### Work to do:
Please format the lines below as a Markdown table with the columns "Row" and "Line," starting at the line containing "- bar-value-label: 1965: [911, 285, 963, 310]" and ending at the line containing "- gridline-v: [766, 65, 768, 522]", including both ends and leaving out blank lines.

### Information provided:
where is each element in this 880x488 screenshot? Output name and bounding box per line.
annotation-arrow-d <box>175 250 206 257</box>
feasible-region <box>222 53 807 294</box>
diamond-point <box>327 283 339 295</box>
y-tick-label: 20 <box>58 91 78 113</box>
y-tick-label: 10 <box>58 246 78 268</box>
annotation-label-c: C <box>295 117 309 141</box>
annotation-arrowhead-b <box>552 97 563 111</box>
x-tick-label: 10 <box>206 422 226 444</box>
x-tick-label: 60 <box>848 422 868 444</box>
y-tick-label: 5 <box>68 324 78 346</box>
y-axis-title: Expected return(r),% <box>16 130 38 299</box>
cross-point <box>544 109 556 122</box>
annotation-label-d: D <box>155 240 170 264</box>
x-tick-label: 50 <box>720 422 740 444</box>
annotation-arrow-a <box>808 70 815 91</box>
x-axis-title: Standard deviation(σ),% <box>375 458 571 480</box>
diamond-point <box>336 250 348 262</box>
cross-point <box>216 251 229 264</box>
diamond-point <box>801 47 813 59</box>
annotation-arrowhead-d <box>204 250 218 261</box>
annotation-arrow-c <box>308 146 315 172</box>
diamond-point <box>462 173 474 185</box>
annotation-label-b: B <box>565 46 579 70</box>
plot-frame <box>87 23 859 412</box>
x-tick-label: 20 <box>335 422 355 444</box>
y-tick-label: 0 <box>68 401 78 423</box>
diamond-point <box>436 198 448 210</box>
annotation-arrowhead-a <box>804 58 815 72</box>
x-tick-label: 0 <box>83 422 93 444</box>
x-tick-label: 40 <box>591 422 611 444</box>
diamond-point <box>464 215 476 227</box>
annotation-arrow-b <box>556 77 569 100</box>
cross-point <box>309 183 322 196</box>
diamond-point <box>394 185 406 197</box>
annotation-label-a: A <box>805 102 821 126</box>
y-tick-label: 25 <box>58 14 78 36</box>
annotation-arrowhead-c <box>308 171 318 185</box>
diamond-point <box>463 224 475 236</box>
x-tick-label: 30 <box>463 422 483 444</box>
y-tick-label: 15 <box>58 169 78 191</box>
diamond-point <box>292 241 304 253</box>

---

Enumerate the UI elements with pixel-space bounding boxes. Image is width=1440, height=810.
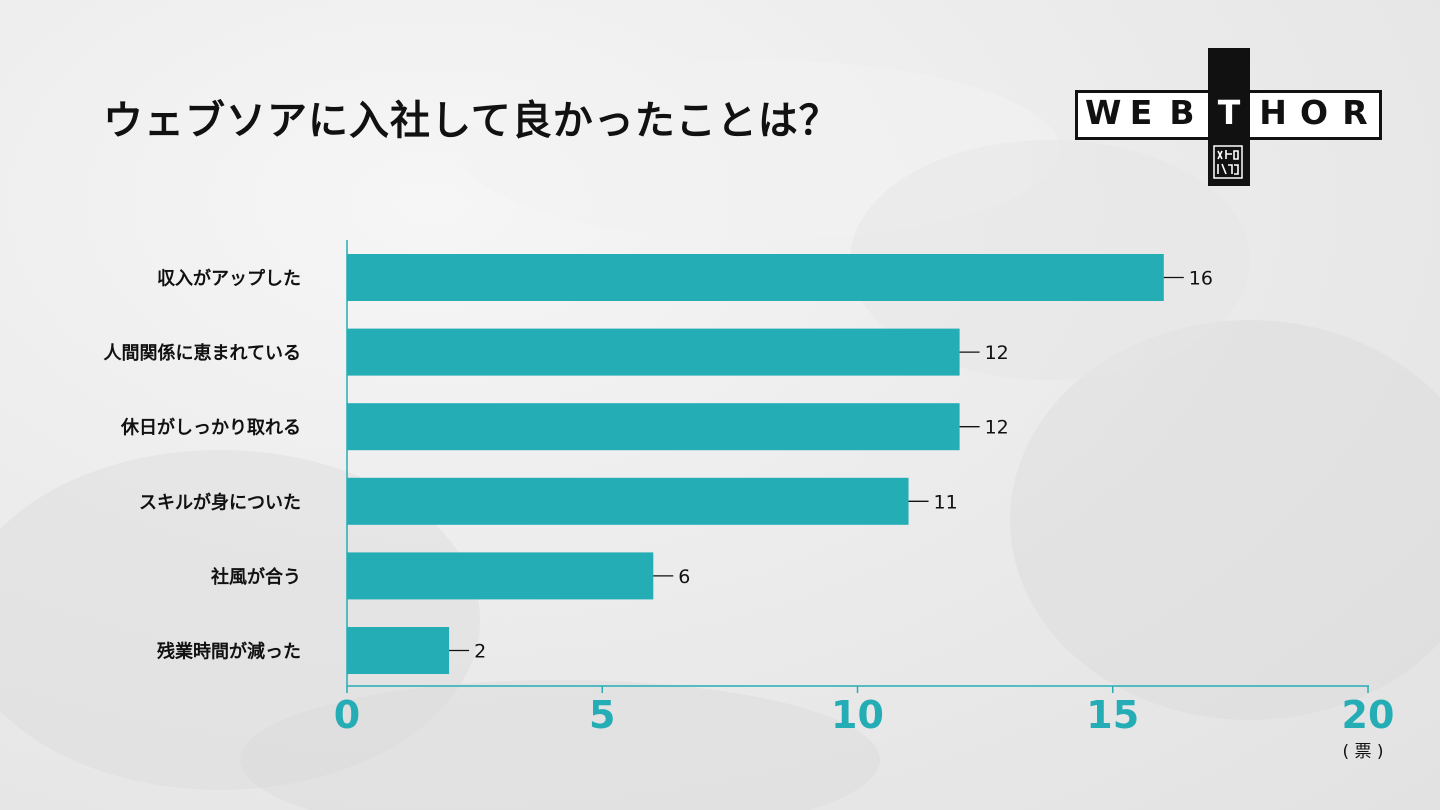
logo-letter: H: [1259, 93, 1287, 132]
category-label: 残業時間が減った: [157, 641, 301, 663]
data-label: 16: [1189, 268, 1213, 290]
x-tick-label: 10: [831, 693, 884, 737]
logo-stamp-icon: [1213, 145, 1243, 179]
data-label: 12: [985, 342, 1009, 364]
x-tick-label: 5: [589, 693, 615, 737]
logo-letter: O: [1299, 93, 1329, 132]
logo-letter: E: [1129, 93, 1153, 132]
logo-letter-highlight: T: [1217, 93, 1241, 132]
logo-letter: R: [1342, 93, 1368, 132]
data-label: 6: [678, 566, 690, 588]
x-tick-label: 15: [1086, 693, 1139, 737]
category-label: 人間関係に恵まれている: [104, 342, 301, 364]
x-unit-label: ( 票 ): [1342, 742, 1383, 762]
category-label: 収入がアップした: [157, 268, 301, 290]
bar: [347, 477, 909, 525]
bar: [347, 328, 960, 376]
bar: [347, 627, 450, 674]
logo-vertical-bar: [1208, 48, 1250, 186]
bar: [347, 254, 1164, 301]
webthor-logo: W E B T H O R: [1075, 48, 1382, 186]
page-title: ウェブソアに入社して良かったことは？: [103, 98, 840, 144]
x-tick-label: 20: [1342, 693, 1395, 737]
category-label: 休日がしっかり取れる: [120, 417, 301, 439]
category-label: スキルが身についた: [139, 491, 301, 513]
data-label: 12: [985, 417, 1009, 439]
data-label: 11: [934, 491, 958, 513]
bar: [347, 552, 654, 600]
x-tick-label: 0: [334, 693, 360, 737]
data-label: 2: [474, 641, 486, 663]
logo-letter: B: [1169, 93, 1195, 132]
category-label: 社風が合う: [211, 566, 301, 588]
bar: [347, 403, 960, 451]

* * *

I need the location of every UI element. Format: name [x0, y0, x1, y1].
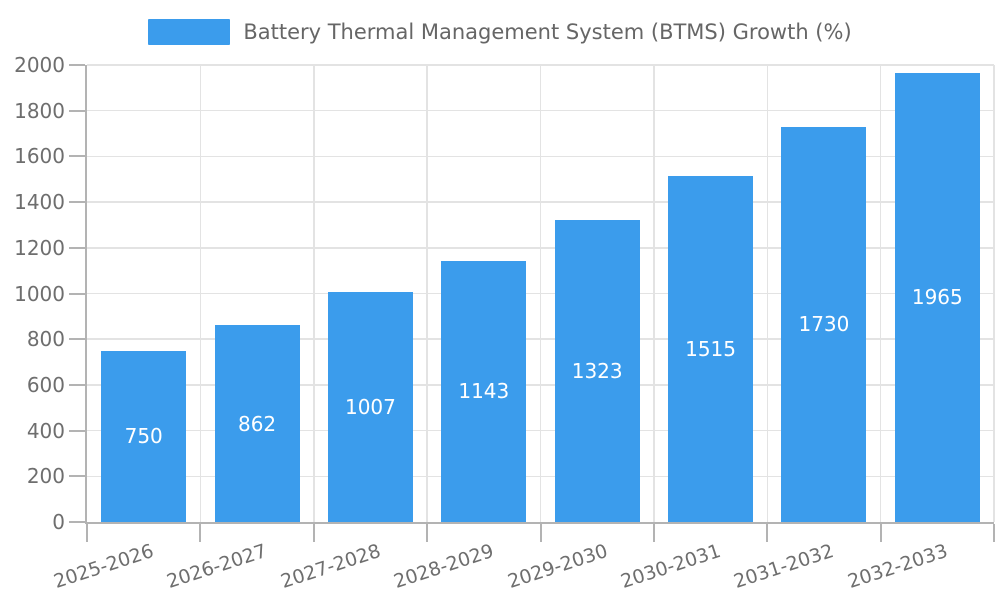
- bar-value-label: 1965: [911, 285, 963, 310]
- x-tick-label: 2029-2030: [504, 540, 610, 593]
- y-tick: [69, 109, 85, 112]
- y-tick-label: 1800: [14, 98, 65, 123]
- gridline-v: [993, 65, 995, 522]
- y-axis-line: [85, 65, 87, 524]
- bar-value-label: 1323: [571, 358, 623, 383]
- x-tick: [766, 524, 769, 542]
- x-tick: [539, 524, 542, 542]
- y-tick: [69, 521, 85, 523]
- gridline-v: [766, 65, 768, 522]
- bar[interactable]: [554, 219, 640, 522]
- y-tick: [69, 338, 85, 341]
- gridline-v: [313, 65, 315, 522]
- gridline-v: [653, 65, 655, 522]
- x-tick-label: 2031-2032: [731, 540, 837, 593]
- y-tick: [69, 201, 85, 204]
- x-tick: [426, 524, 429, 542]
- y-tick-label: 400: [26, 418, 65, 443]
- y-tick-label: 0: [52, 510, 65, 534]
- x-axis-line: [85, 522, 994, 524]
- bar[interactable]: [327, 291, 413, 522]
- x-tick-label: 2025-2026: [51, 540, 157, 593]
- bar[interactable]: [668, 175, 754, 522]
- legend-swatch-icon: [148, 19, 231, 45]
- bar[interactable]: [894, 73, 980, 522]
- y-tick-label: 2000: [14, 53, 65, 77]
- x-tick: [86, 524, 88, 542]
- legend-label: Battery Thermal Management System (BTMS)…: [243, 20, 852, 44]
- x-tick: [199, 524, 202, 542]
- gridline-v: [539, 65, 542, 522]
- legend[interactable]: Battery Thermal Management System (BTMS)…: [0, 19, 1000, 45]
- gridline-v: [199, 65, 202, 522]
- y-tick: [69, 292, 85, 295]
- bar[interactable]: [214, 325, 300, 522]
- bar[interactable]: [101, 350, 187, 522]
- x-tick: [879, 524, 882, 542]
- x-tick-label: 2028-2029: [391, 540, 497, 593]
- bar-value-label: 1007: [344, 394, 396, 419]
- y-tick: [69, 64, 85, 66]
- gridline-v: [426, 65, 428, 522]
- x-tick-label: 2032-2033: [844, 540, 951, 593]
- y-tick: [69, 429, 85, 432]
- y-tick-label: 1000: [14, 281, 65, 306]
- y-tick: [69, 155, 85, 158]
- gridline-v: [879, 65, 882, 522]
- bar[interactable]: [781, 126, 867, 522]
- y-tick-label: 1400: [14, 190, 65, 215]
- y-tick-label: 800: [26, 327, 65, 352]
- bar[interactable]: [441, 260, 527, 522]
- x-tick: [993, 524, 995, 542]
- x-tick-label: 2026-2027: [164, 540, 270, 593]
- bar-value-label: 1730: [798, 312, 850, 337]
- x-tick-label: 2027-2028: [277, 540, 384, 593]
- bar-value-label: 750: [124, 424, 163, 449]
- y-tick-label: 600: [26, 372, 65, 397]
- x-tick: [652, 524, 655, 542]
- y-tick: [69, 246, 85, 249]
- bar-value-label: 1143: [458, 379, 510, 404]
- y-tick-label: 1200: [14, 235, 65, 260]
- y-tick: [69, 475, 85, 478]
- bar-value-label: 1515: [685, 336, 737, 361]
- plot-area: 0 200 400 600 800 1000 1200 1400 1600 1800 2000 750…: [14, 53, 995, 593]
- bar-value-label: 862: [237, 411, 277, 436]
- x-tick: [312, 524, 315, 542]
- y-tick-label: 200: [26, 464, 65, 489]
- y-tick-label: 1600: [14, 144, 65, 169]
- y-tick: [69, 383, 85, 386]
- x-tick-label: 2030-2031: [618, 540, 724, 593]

### Completed exercise:
| Row | Line |
|---|---|
| 1 | - bar-value-label: 1965: [911, 285, 963, 310] |
| 2 | - x-tick-label: 2029-2030: [504, 540, 610, 593] |
| 3 | - y-tick: [69, 109, 85, 112] |
| 4 | - y-tick-label: 1800: [14, 98, 65, 123] |
| 5 | - gridline-v: [993, 65, 995, 522] |
| 6 | - y-axis-line: [85, 65, 87, 524] |
| 7 | - bar-value-label: 1323: [571, 358, 623, 383] |
| 8 | - x-tick: [766, 524, 769, 542] |
| 9 | - x-tick: [539, 524, 542, 542] |
| 10 | - y-tick: [69, 521, 85, 523] |
| 11 | - gridline-v: [766, 65, 768, 522] |